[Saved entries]
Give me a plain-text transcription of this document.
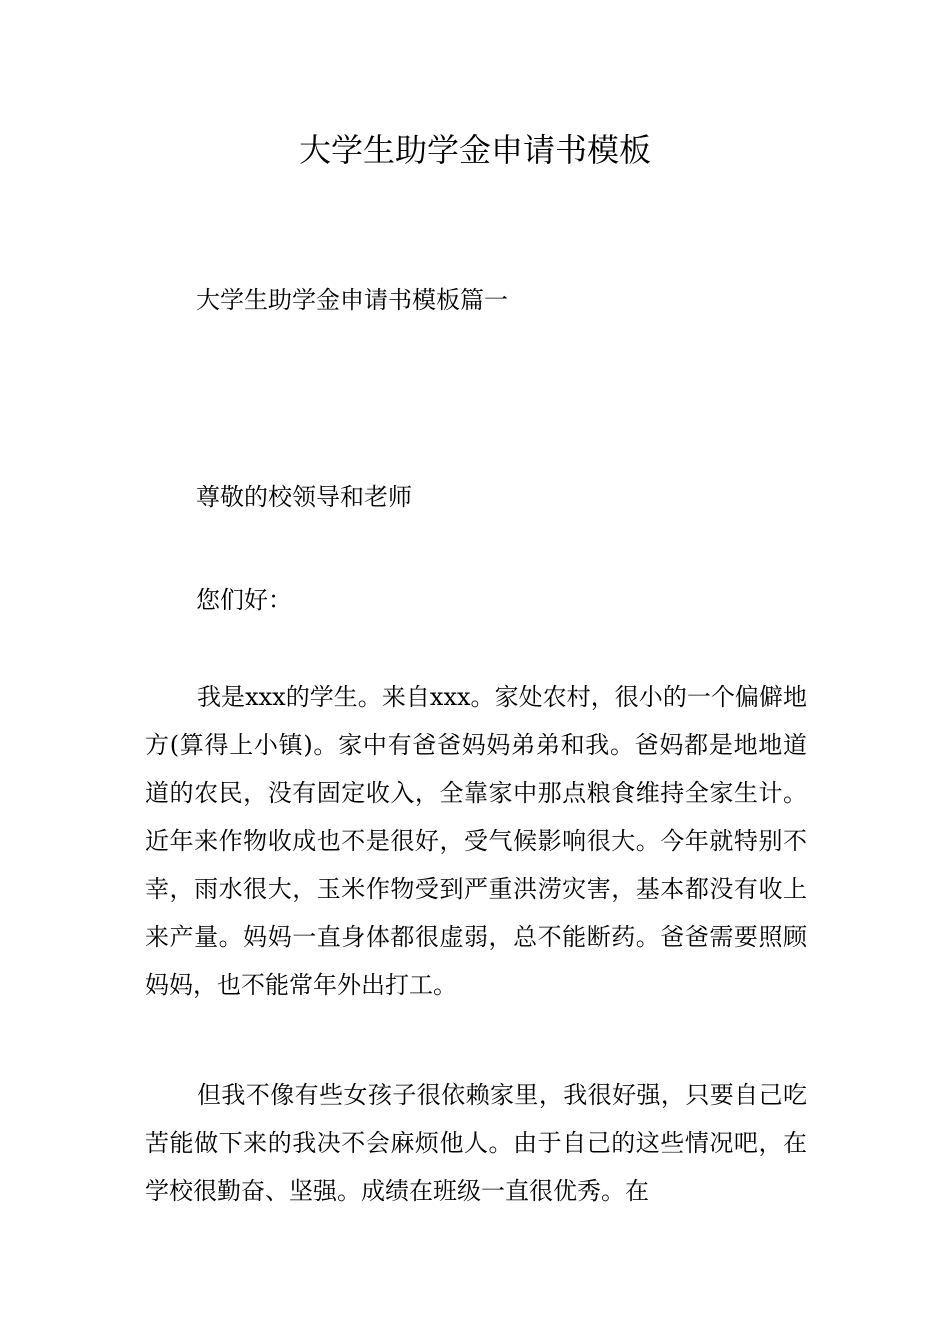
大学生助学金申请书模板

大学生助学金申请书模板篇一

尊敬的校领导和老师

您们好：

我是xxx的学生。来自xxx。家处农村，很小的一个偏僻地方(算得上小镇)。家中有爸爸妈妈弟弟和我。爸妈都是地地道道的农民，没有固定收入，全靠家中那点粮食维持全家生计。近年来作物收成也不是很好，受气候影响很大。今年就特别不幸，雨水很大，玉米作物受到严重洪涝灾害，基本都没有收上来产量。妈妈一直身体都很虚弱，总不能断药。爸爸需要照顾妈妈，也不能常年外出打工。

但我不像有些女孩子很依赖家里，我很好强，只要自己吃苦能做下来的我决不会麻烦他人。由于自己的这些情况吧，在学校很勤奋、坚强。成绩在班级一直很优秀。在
* * *
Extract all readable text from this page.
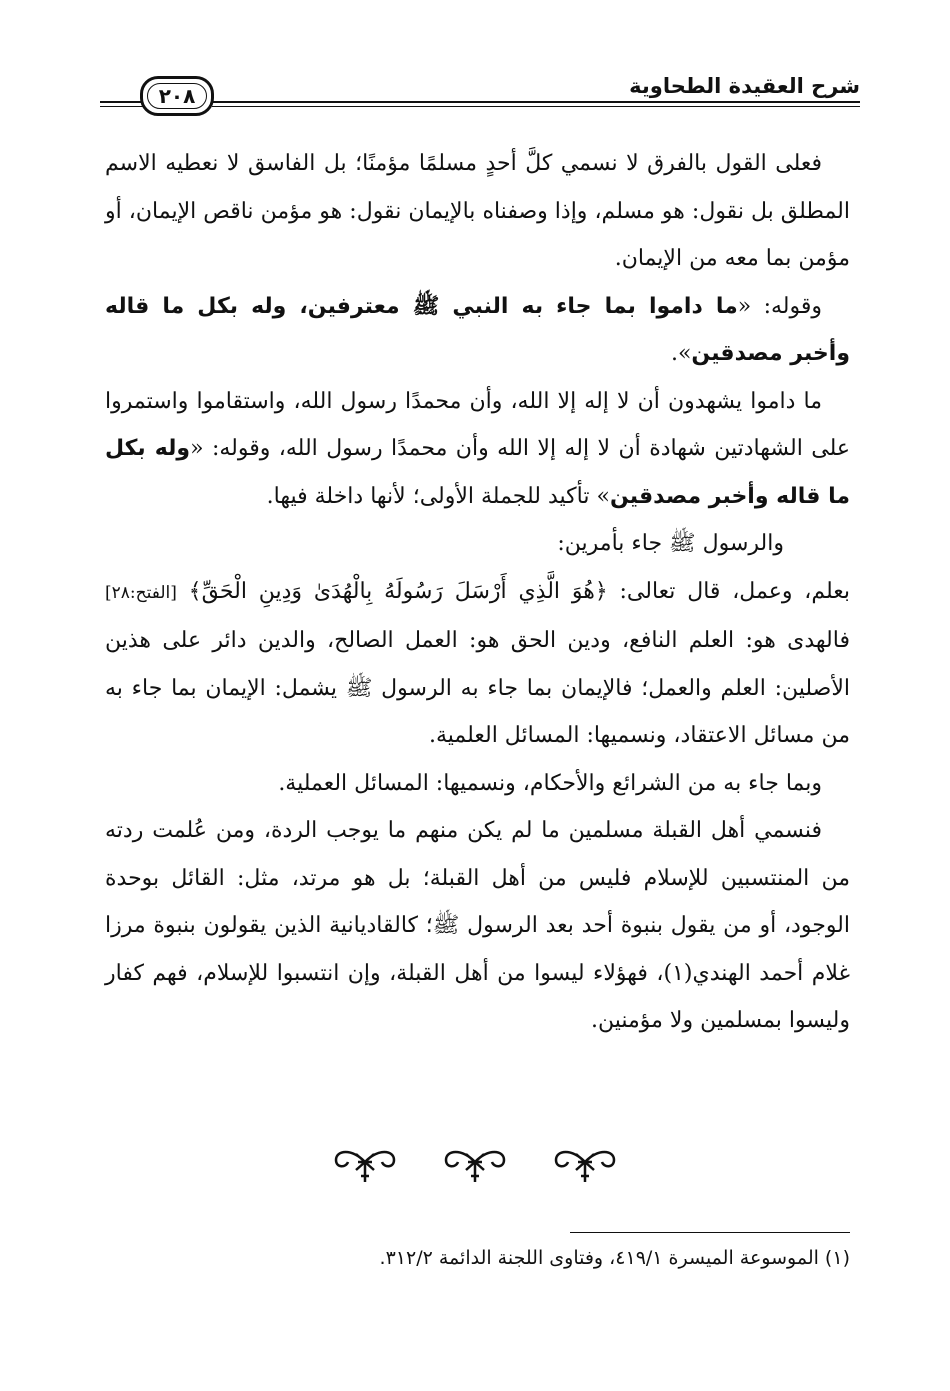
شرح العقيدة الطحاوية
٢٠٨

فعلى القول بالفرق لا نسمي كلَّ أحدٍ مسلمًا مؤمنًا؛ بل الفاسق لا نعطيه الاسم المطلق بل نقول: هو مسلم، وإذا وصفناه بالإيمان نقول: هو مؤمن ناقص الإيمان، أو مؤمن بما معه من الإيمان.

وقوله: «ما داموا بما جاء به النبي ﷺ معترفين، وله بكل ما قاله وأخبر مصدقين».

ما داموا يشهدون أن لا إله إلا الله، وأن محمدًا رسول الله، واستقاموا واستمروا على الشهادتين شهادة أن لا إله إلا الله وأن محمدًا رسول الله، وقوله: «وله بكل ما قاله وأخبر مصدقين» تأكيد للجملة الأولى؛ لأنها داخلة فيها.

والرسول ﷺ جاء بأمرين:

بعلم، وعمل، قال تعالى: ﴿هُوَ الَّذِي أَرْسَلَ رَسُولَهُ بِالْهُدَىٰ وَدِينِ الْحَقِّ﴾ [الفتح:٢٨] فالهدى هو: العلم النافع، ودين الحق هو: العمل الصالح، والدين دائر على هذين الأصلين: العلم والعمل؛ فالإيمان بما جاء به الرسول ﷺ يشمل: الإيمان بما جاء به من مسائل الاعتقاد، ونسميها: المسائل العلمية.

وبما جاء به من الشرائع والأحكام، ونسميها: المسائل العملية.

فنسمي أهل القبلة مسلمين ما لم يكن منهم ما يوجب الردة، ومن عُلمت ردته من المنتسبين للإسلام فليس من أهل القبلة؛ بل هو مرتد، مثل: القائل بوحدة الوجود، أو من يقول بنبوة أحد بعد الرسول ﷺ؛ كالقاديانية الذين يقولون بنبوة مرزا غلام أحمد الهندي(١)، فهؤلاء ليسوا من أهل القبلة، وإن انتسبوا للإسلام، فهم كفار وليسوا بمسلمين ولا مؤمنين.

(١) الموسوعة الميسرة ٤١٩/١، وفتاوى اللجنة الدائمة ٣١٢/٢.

§ Goal: Check each line of the entries above, and show every one holding the word "text".

§ Written answer:
Give me a plain-text transcription of this document.
Extract all readable text from this page.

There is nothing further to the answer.